Your instructions
Give the number of lines in the records below that include "Read". Reply with that number alone.

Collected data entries
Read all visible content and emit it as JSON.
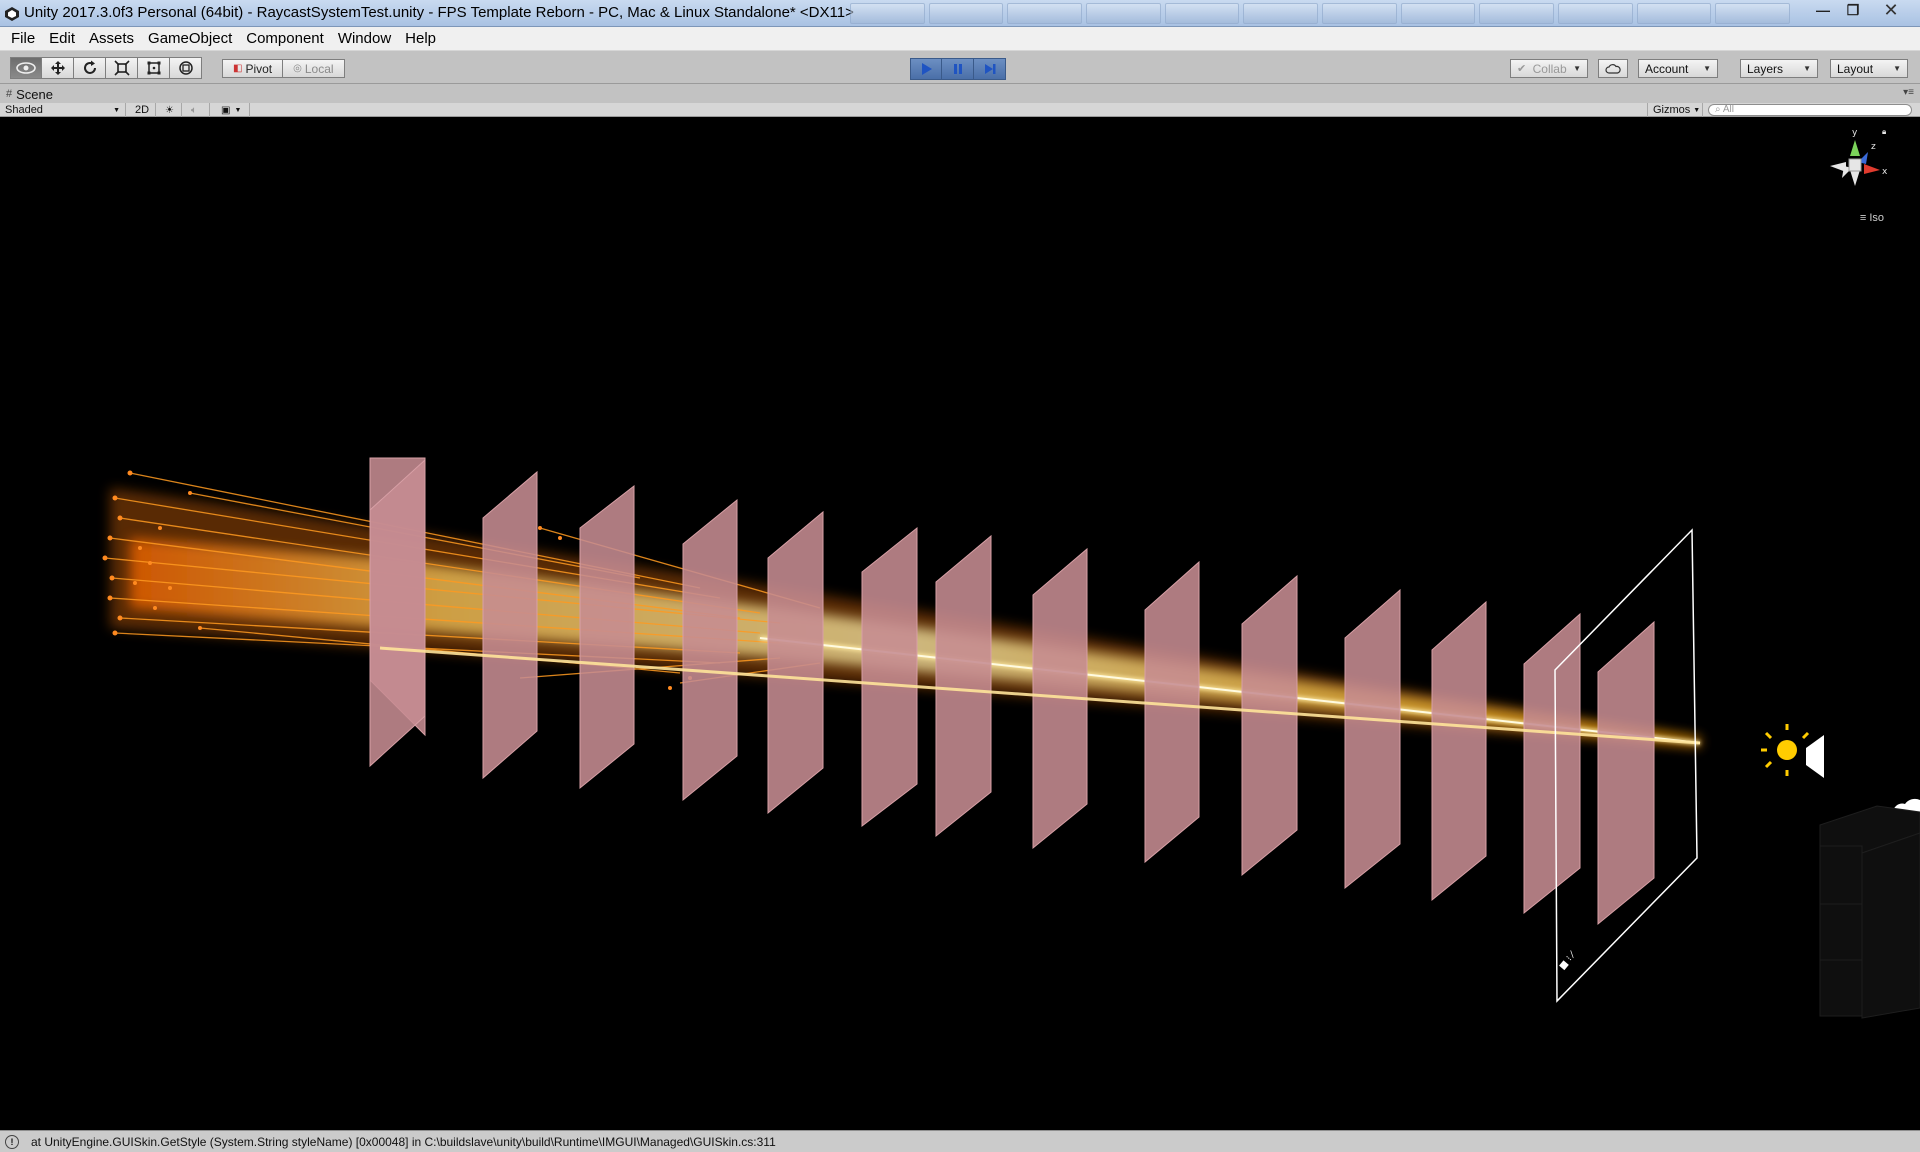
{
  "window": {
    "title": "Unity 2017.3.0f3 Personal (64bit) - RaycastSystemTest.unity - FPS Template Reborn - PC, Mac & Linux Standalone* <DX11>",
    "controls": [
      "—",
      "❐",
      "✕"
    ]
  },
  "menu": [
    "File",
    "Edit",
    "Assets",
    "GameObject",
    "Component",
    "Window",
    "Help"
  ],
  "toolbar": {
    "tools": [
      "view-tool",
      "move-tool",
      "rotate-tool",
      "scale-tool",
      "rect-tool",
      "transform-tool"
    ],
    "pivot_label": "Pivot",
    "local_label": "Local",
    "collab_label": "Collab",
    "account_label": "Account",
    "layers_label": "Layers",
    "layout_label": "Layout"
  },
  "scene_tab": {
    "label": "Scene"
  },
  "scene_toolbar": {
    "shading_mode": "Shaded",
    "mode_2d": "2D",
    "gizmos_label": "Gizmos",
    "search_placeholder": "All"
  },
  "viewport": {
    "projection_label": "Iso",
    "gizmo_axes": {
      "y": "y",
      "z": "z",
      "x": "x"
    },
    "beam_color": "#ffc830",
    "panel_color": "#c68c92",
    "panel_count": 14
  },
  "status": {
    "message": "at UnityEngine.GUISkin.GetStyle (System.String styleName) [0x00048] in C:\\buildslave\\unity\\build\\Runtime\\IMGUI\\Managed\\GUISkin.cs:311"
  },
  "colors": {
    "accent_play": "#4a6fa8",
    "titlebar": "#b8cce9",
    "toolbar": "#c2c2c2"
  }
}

...

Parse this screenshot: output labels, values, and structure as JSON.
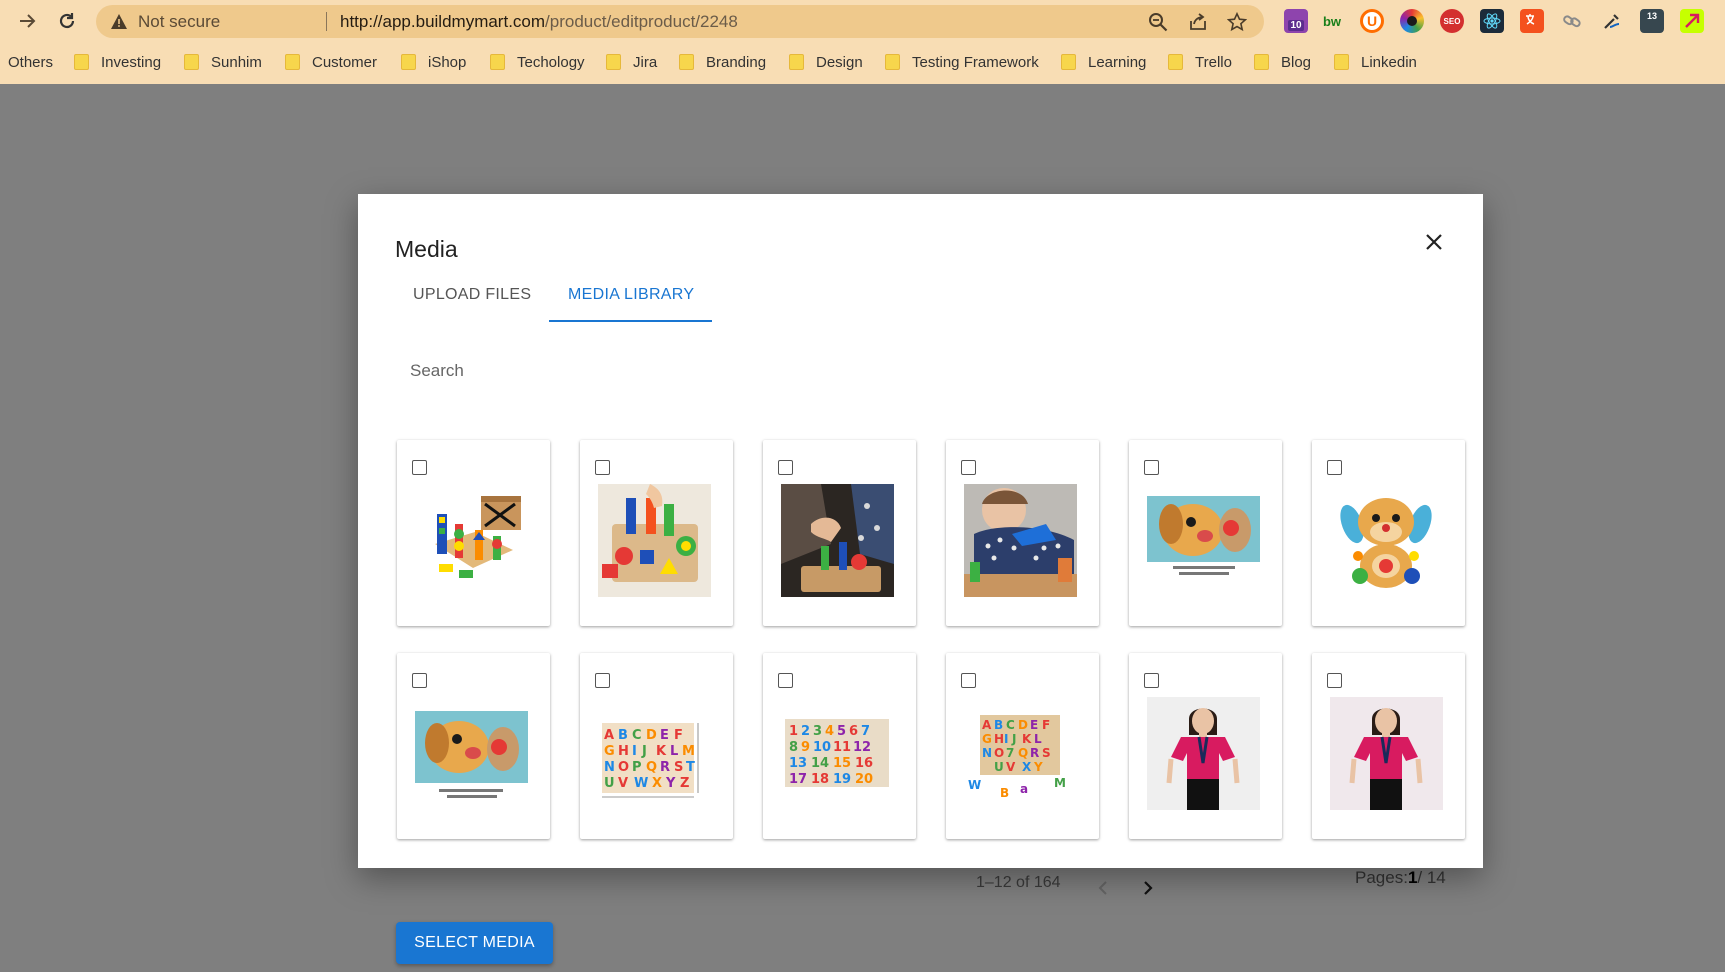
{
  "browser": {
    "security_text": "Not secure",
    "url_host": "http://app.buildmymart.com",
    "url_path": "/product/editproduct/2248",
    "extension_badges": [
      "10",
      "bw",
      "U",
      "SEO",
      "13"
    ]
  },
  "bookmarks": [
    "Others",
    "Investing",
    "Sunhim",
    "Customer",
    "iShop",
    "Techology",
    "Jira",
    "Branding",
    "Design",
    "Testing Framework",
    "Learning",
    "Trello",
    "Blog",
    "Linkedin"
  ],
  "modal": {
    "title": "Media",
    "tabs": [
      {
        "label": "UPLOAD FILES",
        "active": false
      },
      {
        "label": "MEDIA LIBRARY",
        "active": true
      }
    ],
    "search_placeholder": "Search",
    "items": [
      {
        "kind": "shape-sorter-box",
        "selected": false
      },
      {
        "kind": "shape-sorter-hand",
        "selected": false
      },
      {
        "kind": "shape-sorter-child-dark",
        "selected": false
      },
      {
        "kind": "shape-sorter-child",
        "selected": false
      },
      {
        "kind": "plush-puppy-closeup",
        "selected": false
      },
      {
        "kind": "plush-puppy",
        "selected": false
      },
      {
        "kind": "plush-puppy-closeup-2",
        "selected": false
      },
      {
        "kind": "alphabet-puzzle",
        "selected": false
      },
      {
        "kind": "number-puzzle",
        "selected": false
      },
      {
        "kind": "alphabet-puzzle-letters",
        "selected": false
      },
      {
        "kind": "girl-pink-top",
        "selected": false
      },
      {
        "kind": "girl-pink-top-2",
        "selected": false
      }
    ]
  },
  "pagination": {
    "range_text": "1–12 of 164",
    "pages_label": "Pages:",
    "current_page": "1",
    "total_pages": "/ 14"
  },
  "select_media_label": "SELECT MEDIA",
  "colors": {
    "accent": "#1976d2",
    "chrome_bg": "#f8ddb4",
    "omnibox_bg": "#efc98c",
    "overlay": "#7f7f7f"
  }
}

...

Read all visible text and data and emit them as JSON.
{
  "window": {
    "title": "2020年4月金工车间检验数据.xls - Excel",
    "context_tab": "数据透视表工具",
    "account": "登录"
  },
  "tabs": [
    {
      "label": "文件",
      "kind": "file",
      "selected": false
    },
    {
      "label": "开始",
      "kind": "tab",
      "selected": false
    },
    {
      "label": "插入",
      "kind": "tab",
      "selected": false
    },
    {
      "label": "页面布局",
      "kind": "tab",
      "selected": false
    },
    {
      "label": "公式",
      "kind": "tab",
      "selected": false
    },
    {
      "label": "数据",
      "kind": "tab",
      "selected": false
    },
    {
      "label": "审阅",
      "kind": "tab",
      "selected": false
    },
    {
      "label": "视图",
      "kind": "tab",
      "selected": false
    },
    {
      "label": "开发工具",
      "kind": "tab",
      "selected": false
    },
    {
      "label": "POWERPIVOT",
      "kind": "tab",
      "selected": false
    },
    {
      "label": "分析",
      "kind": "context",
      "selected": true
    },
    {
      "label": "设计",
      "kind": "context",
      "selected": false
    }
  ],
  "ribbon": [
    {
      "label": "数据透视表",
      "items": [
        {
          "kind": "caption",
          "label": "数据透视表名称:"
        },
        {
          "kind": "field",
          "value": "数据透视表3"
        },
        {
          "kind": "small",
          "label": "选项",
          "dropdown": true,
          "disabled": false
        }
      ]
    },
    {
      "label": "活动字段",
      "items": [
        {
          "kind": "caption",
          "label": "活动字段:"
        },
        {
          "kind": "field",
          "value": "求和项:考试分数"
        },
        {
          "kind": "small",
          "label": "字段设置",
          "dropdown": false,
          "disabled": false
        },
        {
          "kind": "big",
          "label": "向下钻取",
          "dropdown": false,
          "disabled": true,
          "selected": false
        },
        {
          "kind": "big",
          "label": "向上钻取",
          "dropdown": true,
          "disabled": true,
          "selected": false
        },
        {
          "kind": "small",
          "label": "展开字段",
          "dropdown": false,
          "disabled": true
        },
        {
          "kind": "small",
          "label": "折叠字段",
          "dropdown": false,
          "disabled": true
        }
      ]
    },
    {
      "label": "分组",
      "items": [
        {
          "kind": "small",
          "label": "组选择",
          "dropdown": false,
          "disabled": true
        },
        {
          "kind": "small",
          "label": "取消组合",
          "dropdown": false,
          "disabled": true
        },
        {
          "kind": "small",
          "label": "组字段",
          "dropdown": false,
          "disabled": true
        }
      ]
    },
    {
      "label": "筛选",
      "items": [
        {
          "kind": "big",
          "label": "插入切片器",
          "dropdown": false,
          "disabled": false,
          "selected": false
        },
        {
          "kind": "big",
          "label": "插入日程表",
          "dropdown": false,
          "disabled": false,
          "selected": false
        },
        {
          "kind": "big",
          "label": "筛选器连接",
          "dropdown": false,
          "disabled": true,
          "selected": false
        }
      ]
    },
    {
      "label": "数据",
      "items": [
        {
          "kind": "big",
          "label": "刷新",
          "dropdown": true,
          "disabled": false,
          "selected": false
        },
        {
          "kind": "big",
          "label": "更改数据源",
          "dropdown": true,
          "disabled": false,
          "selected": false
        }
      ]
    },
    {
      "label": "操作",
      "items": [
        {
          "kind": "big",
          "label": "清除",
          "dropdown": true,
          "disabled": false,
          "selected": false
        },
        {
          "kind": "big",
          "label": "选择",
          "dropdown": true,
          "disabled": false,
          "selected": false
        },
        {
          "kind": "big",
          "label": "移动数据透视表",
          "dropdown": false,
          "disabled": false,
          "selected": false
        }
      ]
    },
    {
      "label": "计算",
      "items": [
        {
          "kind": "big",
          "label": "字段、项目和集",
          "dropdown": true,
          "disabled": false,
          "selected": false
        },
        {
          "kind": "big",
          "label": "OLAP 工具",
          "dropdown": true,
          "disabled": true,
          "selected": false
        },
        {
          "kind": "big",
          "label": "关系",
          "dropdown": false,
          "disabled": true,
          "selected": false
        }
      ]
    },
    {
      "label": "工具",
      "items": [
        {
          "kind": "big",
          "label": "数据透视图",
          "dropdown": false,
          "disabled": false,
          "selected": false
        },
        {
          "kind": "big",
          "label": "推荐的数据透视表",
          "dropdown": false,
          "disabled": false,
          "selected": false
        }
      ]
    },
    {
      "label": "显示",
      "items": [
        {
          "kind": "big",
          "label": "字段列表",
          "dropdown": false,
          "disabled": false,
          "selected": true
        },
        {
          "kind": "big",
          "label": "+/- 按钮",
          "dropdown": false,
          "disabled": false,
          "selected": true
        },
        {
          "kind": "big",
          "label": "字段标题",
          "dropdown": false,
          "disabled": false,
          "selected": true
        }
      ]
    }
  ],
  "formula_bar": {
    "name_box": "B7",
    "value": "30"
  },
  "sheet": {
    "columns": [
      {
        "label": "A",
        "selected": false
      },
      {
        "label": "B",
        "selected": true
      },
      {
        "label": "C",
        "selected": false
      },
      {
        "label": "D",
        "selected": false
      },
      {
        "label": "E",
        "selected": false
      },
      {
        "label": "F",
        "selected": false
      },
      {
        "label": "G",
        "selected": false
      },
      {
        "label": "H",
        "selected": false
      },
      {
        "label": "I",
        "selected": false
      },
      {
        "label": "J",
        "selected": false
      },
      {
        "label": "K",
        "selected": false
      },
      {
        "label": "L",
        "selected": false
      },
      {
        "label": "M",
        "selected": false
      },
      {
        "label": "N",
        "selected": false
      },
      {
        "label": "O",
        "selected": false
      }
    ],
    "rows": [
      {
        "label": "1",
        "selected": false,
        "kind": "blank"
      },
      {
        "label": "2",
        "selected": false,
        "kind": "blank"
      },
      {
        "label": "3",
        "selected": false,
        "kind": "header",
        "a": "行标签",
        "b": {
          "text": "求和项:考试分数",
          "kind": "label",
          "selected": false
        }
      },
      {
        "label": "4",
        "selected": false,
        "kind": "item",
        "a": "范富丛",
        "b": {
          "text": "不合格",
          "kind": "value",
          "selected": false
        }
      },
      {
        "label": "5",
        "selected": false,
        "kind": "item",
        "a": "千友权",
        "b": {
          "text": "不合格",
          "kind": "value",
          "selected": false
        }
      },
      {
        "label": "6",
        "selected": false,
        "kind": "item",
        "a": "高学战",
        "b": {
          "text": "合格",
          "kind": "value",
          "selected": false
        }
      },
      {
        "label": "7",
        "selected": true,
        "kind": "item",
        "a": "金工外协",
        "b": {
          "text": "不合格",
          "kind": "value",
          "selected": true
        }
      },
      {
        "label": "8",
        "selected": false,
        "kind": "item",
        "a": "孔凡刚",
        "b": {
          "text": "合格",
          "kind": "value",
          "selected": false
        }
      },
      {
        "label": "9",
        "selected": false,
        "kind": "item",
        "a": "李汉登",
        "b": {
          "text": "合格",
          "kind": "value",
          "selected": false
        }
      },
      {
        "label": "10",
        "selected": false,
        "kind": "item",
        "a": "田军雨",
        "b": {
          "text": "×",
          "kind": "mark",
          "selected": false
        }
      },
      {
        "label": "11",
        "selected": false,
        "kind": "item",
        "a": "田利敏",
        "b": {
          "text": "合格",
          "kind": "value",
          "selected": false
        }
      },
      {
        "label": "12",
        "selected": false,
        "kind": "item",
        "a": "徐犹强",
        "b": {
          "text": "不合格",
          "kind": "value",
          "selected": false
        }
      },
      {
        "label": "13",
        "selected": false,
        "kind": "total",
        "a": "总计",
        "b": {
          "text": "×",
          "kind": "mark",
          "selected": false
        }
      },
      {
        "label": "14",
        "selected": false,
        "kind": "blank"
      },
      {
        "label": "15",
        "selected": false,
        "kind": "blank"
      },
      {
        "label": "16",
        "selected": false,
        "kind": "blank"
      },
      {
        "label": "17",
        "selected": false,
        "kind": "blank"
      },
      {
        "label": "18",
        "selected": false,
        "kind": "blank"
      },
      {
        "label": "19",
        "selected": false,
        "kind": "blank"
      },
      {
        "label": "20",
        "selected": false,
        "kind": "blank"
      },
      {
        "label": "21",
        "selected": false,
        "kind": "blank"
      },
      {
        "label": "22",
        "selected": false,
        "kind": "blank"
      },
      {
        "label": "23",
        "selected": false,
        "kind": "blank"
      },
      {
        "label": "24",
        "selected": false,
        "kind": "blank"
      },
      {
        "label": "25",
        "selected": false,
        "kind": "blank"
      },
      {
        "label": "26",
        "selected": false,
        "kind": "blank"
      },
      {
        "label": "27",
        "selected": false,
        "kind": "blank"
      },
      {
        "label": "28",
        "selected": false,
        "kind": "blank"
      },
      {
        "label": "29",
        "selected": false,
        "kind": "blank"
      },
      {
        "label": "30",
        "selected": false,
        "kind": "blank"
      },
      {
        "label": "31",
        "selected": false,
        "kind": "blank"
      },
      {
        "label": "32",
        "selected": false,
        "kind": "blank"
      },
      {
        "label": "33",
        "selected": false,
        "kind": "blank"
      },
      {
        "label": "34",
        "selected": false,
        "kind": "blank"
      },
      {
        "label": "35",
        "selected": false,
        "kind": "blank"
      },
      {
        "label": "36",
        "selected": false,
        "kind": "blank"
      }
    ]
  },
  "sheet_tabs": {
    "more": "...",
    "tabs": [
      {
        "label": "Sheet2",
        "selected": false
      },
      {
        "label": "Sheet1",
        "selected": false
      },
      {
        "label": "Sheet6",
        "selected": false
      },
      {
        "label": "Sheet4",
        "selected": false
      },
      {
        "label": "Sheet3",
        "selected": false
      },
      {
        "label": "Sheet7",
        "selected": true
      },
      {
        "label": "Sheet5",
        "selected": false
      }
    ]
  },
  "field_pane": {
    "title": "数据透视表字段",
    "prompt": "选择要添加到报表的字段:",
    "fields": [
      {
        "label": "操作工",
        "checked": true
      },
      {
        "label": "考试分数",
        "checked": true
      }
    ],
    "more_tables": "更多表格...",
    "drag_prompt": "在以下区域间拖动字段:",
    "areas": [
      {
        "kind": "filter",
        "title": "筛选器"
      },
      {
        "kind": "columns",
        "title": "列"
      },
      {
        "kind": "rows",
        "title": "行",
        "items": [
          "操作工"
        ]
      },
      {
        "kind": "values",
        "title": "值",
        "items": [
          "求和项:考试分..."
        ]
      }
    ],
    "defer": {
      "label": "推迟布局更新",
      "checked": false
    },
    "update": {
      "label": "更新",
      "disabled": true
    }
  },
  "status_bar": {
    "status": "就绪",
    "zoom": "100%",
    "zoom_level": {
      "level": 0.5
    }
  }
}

Task answer
2